* **Aim of the task**
Retype the whole listing below, character for character.

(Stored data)

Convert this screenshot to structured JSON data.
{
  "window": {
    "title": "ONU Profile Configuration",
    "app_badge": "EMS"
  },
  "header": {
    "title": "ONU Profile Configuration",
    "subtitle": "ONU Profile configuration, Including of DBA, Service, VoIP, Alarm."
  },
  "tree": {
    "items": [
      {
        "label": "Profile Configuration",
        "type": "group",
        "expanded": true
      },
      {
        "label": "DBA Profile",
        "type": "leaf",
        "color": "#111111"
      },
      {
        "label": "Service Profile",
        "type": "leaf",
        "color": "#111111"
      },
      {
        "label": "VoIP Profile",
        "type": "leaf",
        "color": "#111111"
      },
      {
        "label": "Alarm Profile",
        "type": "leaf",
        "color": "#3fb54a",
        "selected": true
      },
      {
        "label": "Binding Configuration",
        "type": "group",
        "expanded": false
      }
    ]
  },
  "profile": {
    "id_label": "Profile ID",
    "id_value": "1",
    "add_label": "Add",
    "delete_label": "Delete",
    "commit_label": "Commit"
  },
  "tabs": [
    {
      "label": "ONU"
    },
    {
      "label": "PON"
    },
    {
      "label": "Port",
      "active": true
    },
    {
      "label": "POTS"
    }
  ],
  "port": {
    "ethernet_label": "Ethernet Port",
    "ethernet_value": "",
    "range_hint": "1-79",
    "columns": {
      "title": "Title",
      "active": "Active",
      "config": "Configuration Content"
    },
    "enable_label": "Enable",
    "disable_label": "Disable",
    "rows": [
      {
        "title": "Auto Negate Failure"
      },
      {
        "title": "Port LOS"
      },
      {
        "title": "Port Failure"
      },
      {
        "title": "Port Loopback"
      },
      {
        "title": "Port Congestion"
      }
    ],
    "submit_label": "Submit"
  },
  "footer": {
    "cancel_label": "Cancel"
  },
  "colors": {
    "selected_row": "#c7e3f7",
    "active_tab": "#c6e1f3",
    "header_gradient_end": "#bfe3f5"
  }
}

* **Answer to the problem**
Convert this screenshot to structured JSON data.
{
  "window": {
    "title": "ONU Profile Configuration",
    "app_badge": "EMS"
  },
  "header": {
    "title": "ONU Profile Configuration",
    "subtitle": "ONU Profile configuration, Including of DBA, Service, VoIP, Alarm."
  },
  "tree": {
    "items": [
      {
        "label": "Profile Configuration",
        "type": "group",
        "expanded": true
      },
      {
        "label": "DBA Profile",
        "type": "leaf",
        "color": "#111111"
      },
      {
        "label": "Service Profile",
        "type": "leaf",
        "color": "#111111"
      },
      {
        "label": "VoIP Profile",
        "type": "leaf",
        "color": "#111111"
      },
      {
        "label": "Alarm Profile",
        "type": "leaf",
        "color": "#3fb54a",
        "selected": true
      },
      {
        "label": "Binding Configuration",
        "type": "group",
        "expanded": false
      }
    ]
  },
  "profile": {
    "id_label": "Profile ID",
    "id_value": "1",
    "add_label": "Add",
    "delete_label": "Delete",
    "commit_label": "Commit"
  },
  "tabs": [
    {
      "label": "ONU"
    },
    {
      "label": "PON"
    },
    {
      "label": "Port",
      "active": true
    },
    {
      "label": "POTS"
    }
  ],
  "port": {
    "ethernet_label": "Ethernet Port",
    "ethernet_value": "",
    "range_hint": "1-79",
    "columns": {
      "title": "Title",
      "active": "Active",
      "config": "Configuration Content"
    },
    "enable_label": "Enable",
    "disable_label": "Disable",
    "rows": [
      {
        "title": "Auto Negate Failure"
      },
      {
        "title": "Port LOS"
      },
      {
        "title": "Port Failure"
      },
      {
        "title": "Port Loopback"
      },
      {
        "title": "Port Congestion"
      }
    ],
    "submit_label": "Submit"
  },
  "footer": {
    "cancel_label": "Cancel"
  },
  "colors": {
    "selected_row": "#c7e3f7",
    "active_tab": "#c6e1f3",
    "header_gradient_end": "#bfe3f5"
  }
}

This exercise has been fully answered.